§ **Do this**: Copy the data precisely, keeping every character.

§ **Data excerpts**:
■ ■ ■ ■ ■ ■ ■
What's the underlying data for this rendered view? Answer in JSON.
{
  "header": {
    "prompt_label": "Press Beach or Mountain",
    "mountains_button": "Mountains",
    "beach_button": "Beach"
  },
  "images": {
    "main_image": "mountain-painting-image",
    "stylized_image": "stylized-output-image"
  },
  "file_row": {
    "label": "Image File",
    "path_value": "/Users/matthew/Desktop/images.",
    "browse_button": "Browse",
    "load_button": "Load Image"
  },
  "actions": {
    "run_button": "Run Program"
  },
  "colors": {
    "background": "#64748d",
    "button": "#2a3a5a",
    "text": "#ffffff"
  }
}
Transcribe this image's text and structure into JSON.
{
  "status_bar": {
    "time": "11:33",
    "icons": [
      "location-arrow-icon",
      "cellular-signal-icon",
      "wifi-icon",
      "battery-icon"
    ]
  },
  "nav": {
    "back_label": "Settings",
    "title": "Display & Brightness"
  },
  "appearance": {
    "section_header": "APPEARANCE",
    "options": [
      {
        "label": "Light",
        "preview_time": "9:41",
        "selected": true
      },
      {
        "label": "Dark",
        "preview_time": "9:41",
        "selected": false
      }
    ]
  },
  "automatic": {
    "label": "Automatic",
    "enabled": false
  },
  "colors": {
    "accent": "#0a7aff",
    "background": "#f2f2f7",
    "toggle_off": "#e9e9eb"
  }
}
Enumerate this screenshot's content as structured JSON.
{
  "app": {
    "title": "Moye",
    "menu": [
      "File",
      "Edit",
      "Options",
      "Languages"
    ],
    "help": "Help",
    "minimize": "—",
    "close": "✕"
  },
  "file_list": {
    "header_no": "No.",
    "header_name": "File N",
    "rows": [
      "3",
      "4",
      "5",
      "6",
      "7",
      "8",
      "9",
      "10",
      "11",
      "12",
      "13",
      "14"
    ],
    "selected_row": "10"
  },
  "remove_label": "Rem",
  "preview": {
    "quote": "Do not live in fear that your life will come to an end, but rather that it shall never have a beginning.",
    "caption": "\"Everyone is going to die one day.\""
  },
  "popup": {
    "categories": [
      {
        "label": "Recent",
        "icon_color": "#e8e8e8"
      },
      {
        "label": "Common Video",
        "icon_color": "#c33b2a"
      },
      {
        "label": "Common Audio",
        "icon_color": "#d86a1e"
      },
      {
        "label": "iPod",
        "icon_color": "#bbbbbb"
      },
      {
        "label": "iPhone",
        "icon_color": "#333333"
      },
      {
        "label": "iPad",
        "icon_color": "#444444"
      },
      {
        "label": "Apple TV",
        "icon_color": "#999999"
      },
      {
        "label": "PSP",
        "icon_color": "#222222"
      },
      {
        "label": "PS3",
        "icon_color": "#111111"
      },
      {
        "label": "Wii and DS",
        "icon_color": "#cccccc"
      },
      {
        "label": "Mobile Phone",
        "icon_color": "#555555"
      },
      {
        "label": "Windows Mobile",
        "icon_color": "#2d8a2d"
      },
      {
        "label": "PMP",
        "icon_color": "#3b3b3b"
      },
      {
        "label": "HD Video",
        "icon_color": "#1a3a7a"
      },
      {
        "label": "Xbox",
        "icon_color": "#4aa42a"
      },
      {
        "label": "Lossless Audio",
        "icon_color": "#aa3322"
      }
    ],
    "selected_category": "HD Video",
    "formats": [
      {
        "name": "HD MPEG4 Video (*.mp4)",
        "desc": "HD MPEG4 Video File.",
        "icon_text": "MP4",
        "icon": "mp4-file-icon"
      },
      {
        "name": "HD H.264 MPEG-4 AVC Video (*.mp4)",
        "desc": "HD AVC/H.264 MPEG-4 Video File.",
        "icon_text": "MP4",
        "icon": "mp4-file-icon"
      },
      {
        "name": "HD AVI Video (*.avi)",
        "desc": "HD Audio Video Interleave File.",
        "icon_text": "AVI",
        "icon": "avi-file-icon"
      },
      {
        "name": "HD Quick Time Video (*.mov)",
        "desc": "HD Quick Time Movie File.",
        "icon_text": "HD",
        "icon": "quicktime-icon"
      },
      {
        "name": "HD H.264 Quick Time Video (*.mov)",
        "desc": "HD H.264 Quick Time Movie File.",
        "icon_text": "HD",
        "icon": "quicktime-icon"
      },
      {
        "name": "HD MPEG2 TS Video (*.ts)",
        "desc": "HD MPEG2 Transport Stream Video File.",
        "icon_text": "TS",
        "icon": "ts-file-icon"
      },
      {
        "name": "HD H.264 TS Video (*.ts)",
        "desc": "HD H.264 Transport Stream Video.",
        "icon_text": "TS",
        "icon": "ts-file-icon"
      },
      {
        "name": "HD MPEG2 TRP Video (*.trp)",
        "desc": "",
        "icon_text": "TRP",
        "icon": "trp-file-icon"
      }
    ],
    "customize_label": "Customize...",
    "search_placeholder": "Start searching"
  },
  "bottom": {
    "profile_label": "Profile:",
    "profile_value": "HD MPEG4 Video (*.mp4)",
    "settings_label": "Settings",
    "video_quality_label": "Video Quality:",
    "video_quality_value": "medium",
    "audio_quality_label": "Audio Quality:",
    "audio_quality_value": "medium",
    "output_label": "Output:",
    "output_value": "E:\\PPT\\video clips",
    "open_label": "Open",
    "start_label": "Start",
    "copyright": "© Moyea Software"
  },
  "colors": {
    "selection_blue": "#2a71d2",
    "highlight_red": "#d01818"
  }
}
■ ■ ■ ■ ■ ■ ■
§ **Task solution**:
What's the underlying data for this rendered view? Answer in JSON.
{
  "header": {
    "prompt_label": "Press Beach or Mountain",
    "mountains_button": "Mountains",
    "beach_button": "Beach"
  },
  "images": {
    "main_image": "mountain-painting-image",
    "stylized_image": "stylized-output-image"
  },
  "file_row": {
    "label": "Image File",
    "path_value": "/Users/matthew/Desktop/images.",
    "browse_button": "Browse",
    "load_button": "Load Image"
  },
  "actions": {
    "run_button": "Run Program"
  },
  "colors": {
    "background": "#64748d",
    "button": "#2a3a5a",
    "text": "#ffffff"
  }
}
Transcribe this image's text and structure into JSON.
{
  "status_bar": {
    "time": "11:33",
    "icons": [
      "location-arrow-icon",
      "cellular-signal-icon",
      "wifi-icon",
      "battery-icon"
    ]
  },
  "nav": {
    "back_label": "Settings",
    "title": "Display & Brightness"
  },
  "appearance": {
    "section_header": "APPEARANCE",
    "options": [
      {
        "label": "Light",
        "preview_time": "9:41",
        "selected": true
      },
      {
        "label": "Dark",
        "preview_time": "9:41",
        "selected": false
      }
    ]
  },
  "automatic": {
    "label": "Automatic",
    "enabled": false
  },
  "colors": {
    "accent": "#0a7aff",
    "background": "#f2f2f7",
    "toggle_off": "#e9e9eb"
  }
}
Enumerate this screenshot's content as structured JSON.
{
  "app": {
    "title": "Moye",
    "menu": [
      "File",
      "Edit",
      "Options",
      "Languages"
    ],
    "help": "Help",
    "minimize": "—",
    "close": "✕"
  },
  "file_list": {
    "header_no": "No.",
    "header_name": "File N",
    "rows": [
      "3",
      "4",
      "5",
      "6",
      "7",
      "8",
      "9",
      "10",
      "11",
      "12",
      "13",
      "14"
    ],
    "selected_row": "10"
  },
  "remove_label": "Rem",
  "preview": {
    "quote": "Do not live in fear that your life will come to an end, but rather that it shall never have a beginning.",
    "caption": "\"Everyone is going to die one day.\""
  },
  "popup": {
    "categories": [
      {
        "label": "Recent",
        "icon_color": "#e8e8e8"
      },
      {
        "label": "Common Video",
        "icon_color": "#c33b2a"
      },
      {
        "label": "Common Audio",
        "icon_color": "#d86a1e"
      },
      {
        "label": "iPod",
        "icon_color": "#bbbbbb"
      },
      {
        "label": "iPhone",
        "icon_color": "#333333"
      },
      {
        "label": "iPad",
        "icon_color": "#444444"
      },
      {
        "label": "Apple TV",
        "icon_color": "#999999"
      },
      {
        "label": "PSP",
        "icon_color": "#222222"
      },
      {
        "label": "PS3",
        "icon_color": "#111111"
      },
      {
        "label": "Wii and DS",
        "icon_color": "#cccccc"
      },
      {
        "label": "Mobile Phone",
        "icon_color": "#555555"
      },
      {
        "label": "Windows Mobile",
        "icon_color": "#2d8a2d"
      },
      {
        "label": "PMP",
        "icon_color": "#3b3b3b"
      },
      {
        "label": "HD Video",
        "icon_color": "#1a3a7a"
      },
      {
        "label": "Xbox",
        "icon_color": "#4aa42a"
      },
      {
        "label": "Lossless Audio",
        "icon_color": "#aa3322"
      }
    ],
    "selected_category": "HD Video",
    "formats": [
      {
        "name": "HD MPEG4 Video (*.mp4)",
        "desc": "HD MPEG4 Video File.",
        "icon_text": "MP4",
        "icon": "mp4-file-icon"
      },
      {
        "name": "HD H.264 MPEG-4 AVC Video (*.mp4)",
        "desc": "HD AVC/H.264 MPEG-4 Video File.",
        "icon_text": "MP4",
        "icon": "mp4-file-icon"
      },
      {
        "name": "HD AVI Video (*.avi)",
        "desc": "HD Audio Video Interleave File.",
        "icon_text": "AVI",
        "icon": "avi-file-icon"
      },
      {
        "name": "HD Quick Time Video (*.mov)",
        "desc": "HD Quick Time Movie File.",
        "icon_text": "HD",
        "icon": "quicktime-icon"
      },
      {
        "name": "HD H.264 Quick Time Video (*.mov)",
        "desc": "HD H.264 Quick Time Movie File.",
        "icon_text": "HD",
        "icon": "quicktime-icon"
      },
      {
        "name": "HD MPEG2 TS Video (*.ts)",
        "desc": "HD MPEG2 Transport Stream Video File.",
        "icon_text": "TS",
        "icon": "ts-file-icon"
      },
      {
        "name": "HD H.264 TS Video (*.ts)",
        "desc": "HD H.264 Transport Stream Video.",
        "icon_text": "TS",
        "icon": "ts-file-icon"
      },
      {
        "name": "HD MPEG2 TRP Video (*.trp)",
        "desc": "",
        "icon_text": "TRP",
        "icon": "trp-file-icon"
      }
    ],
    "customize_label": "Customize...",
    "search_placeholder": "Start searching"
  },
  "bottom": {
    "profile_label": "Profile:",
    "profile_value": "HD MPEG4 Video (*.mp4)",
    "settings_label": "Settings",
    "video_quality_label": "Video Quality:",
    "video_quality_value": "medium",
    "audio_quality_label": "Audio Quality:",
    "audio_quality_value": "medium",
    "output_label": "Output:",
    "output_value": "E:\\PPT\\video clips",
    "open_label": "Open",
    "start_label": "Start",
    "copyright": "© Moyea Software"
  },
  "colors": {
    "selection_blue": "#2a71d2",
    "highlight_red": "#d01818"
  }
}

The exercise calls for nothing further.